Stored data
================================

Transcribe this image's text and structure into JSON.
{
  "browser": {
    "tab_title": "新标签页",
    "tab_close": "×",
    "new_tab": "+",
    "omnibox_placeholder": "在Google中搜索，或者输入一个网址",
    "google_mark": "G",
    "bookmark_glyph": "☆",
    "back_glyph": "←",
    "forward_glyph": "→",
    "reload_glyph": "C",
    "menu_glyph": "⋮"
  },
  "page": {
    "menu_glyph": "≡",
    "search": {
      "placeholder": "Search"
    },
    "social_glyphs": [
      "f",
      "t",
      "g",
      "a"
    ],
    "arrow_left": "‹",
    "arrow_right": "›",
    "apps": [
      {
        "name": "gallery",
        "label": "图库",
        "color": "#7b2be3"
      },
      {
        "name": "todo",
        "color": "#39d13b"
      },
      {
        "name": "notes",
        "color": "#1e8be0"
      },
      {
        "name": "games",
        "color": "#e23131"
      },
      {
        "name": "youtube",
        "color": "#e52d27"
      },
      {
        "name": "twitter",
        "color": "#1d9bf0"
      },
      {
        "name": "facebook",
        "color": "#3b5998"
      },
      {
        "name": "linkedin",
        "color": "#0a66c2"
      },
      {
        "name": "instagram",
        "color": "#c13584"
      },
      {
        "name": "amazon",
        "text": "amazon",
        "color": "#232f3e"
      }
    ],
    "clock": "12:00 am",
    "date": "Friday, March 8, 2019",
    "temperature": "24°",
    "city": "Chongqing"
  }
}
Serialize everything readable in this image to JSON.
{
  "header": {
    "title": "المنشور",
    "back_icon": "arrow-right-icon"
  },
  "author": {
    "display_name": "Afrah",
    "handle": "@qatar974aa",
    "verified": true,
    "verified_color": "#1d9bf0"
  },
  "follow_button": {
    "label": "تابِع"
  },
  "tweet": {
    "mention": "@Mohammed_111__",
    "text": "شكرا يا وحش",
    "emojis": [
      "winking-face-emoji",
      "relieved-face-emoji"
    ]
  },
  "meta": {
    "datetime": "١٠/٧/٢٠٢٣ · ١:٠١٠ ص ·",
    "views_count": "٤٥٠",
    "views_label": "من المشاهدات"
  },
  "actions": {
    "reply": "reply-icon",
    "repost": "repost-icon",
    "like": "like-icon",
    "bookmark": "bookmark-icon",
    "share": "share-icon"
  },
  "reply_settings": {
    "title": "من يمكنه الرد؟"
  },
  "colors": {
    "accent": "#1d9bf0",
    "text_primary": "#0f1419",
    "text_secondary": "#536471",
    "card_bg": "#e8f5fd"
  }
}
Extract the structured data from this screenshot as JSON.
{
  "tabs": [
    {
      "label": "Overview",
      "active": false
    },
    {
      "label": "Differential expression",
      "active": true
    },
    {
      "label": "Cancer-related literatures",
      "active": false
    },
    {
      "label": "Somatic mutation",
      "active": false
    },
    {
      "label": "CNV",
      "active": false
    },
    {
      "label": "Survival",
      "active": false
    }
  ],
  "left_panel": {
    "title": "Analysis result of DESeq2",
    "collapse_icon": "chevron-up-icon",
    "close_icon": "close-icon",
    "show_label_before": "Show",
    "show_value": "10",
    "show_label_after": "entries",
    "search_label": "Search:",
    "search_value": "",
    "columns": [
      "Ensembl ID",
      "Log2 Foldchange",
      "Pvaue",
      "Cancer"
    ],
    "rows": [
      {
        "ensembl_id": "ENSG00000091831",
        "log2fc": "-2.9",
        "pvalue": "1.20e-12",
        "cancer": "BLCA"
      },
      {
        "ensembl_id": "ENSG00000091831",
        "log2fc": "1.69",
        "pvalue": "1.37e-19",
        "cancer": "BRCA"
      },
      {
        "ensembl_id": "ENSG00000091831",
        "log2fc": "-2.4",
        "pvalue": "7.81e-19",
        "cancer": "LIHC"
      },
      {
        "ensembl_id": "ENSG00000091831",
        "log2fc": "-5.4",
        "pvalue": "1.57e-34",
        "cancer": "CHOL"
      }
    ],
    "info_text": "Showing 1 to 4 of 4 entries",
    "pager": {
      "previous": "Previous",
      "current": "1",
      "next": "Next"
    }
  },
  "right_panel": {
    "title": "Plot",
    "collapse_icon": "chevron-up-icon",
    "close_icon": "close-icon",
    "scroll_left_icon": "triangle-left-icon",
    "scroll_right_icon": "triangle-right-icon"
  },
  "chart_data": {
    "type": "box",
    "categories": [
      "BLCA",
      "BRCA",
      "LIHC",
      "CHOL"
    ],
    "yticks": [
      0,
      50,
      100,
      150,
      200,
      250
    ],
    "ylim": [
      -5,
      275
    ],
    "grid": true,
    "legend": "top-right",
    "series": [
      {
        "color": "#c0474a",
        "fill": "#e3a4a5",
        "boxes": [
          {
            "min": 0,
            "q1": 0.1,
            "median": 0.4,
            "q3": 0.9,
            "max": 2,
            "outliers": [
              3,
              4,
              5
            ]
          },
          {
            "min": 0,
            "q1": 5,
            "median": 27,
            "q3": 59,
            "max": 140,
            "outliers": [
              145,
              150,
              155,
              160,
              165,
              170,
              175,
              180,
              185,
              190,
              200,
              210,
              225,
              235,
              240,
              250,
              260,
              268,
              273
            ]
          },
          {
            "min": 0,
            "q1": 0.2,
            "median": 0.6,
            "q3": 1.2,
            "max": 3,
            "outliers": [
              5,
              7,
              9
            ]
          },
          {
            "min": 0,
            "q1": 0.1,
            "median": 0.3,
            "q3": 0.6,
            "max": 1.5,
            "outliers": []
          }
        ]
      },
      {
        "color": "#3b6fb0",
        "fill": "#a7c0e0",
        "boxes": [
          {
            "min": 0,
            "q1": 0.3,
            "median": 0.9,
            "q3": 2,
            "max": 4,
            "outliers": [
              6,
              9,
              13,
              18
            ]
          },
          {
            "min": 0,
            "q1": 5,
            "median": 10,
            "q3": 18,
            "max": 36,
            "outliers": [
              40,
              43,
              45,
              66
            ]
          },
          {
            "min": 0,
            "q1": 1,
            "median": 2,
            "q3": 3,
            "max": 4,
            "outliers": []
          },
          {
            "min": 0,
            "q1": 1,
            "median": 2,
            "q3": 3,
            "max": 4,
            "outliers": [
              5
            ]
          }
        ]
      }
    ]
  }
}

================================

▶ _CHALLENGE_
Please set down all the data word for word.

▶ _OUTPUT OF THE TASK_
Transcribe this image's text and structure into JSON.
{
  "browser": {
    "tab_title": "新标签页",
    "tab_close": "×",
    "new_tab": "+",
    "omnibox_placeholder": "在Google中搜索，或者输入一个网址",
    "google_mark": "G",
    "bookmark_glyph": "☆",
    "back_glyph": "←",
    "forward_glyph": "→",
    "reload_glyph": "C",
    "menu_glyph": "⋮"
  },
  "page": {
    "menu_glyph": "≡",
    "search": {
      "placeholder": "Search"
    },
    "social_glyphs": [
      "f",
      "t",
      "g",
      "a"
    ],
    "arrow_left": "‹",
    "arrow_right": "›",
    "apps": [
      {
        "name": "gallery",
        "label": "图库",
        "color": "#7b2be3"
      },
      {
        "name": "todo",
        "color": "#39d13b"
      },
      {
        "name": "notes",
        "color": "#1e8be0"
      },
      {
        "name": "games",
        "color": "#e23131"
      },
      {
        "name": "youtube",
        "color": "#e52d27"
      },
      {
        "name": "twitter",
        "color": "#1d9bf0"
      },
      {
        "name": "facebook",
        "color": "#3b5998"
      },
      {
        "name": "linkedin",
        "color": "#0a66c2"
      },
      {
        "name": "instagram",
        "color": "#c13584"
      },
      {
        "name": "amazon",
        "text": "amazon",
        "color": "#232f3e"
      }
    ],
    "clock": "12:00 am",
    "date": "Friday, March 8, 2019",
    "temperature": "24°",
    "city": "Chongqing"
  }
}
Serialize everything readable in this image to JSON.
{
  "header": {
    "title": "المنشور",
    "back_icon": "arrow-right-icon"
  },
  "author": {
    "display_name": "Afrah",
    "handle": "@qatar974aa",
    "verified": true,
    "verified_color": "#1d9bf0"
  },
  "follow_button": {
    "label": "تابِع"
  },
  "tweet": {
    "mention": "@Mohammed_111__",
    "text": "شكرا يا وحش",
    "emojis": [
      "winking-face-emoji",
      "relieved-face-emoji"
    ]
  },
  "meta": {
    "datetime": "١٠/٧/٢٠٢٣ · ١:٠١٠ ص ·",
    "views_count": "٤٥٠",
    "views_label": "من المشاهدات"
  },
  "actions": {
    "reply": "reply-icon",
    "repost": "repost-icon",
    "like": "like-icon",
    "bookmark": "bookmark-icon",
    "share": "share-icon"
  },
  "reply_settings": {
    "title": "من يمكنه الرد؟"
  },
  "colors": {
    "accent": "#1d9bf0",
    "text_primary": "#0f1419",
    "text_secondary": "#536471",
    "card_bg": "#e8f5fd"
  }
}
Extract the structured data from this screenshot as JSON.
{
  "tabs": [
    {
      "label": "Overview",
      "active": false
    },
    {
      "label": "Differential expression",
      "active": true
    },
    {
      "label": "Cancer-related literatures",
      "active": false
    },
    {
      "label": "Somatic mutation",
      "active": false
    },
    {
      "label": "CNV",
      "active": false
    },
    {
      "label": "Survival",
      "active": false
    }
  ],
  "left_panel": {
    "title": "Analysis result of DESeq2",
    "collapse_icon": "chevron-up-icon",
    "close_icon": "close-icon",
    "show_label_before": "Show",
    "show_value": "10",
    "show_label_after": "entries",
    "search_label": "Search:",
    "search_value": "",
    "columns": [
      "Ensembl ID",
      "Log2 Foldchange",
      "Pvaue",
      "Cancer"
    ],
    "rows": [
      {
        "ensembl_id": "ENSG00000091831",
        "log2fc": "-2.9",
        "pvalue": "1.20e-12",
        "cancer": "BLCA"
      },
      {
        "ensembl_id": "ENSG00000091831",
        "log2fc": "1.69",
        "pvalue": "1.37e-19",
        "cancer": "BRCA"
      },
      {
        "ensembl_id": "ENSG00000091831",
        "log2fc": "-2.4",
        "pvalue": "7.81e-19",
        "cancer": "LIHC"
      },
      {
        "ensembl_id": "ENSG00000091831",
        "log2fc": "-5.4",
        "pvalue": "1.57e-34",
        "cancer": "CHOL"
      }
    ],
    "info_text": "Showing 1 to 4 of 4 entries",
    "pager": {
      "previous": "Previous",
      "current": "1",
      "next": "Next"
    }
  },
  "right_panel": {
    "title": "Plot",
    "collapse_icon": "chevron-up-icon",
    "close_icon": "close-icon",
    "scroll_left_icon": "triangle-left-icon",
    "scroll_right_icon": "triangle-right-icon"
  },
  "chart_data": {
    "type": "box",
    "categories": [
      "BLCA",
      "BRCA",
      "LIHC",
      "CHOL"
    ],
    "yticks": [
      0,
      50,
      100,
      150,
      200,
      250
    ],
    "ylim": [
      -5,
      275
    ],
    "grid": true,
    "legend": "top-right",
    "series": [
      {
        "color": "#c0474a",
        "fill": "#e3a4a5",
        "boxes": [
          {
            "min": 0,
            "q1": 0.1,
            "median": 0.4,
            "q3": 0.9,
            "max": 2,
            "outliers": [
              3,
              4,
              5
            ]
          },
          {
            "min": 0,
            "q1": 5,
            "median": 27,
            "q3": 59,
            "max": 140,
            "outliers": [
              145,
              150,
              155,
              160,
              165,
              170,
              175,
              180,
              185,
              190,
              200,
              210,
              225,
              235,
              240,
              250,
              260,
              268,
              273
            ]
          },
          {
            "min": 0,
            "q1": 0.2,
            "median": 0.6,
            "q3": 1.2,
            "max": 3,
            "outliers": [
              5,
              7,
              9
            ]
          },
          {
            "min": 0,
            "q1": 0.1,
            "median": 0.3,
            "q3": 0.6,
            "max": 1.5,
            "outliers": []
          }
        ]
      },
      {
        "color": "#3b6fb0",
        "fill": "#a7c0e0",
        "boxes": [
          {
            "min": 0,
            "q1": 0.3,
            "median": 0.9,
            "q3": 2,
            "max": 4,
            "outliers": [
              6,
              9,
              13,
              18
            ]
          },
          {
            "min": 0,
            "q1": 5,
            "median": 10,
            "q3": 18,
            "max": 36,
            "outliers": [
              40,
              43,
              45,
              66
            ]
          },
          {
            "min": 0,
            "q1": 1,
            "median": 2,
            "q3": 3,
            "max": 4,
            "outliers": []
          },
          {
            "min": 0,
            "q1": 1,
            "median": 2,
            "q3": 3,
            "max": 4,
            "outliers": [
              5
            ]
          }
        ]
      }
    ]
  }
}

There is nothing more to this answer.